### Written exercise
Spot each line in the records below where the word "that" occurs, then copy it.

### Raw data
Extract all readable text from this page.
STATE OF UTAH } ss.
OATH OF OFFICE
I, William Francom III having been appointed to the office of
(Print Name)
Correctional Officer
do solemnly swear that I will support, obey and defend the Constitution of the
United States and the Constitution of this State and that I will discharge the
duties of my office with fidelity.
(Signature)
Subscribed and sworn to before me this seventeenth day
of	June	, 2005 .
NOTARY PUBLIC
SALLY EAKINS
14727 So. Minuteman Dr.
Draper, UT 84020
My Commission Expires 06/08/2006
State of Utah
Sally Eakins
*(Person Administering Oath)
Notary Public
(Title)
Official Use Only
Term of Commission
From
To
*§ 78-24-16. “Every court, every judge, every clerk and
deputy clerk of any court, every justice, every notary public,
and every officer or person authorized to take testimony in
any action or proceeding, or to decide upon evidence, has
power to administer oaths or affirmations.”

### Completed exercise
do solemnly swear that I will support, obey and defend the Constitution of the
United States and the Constitution of this State and that I will discharge the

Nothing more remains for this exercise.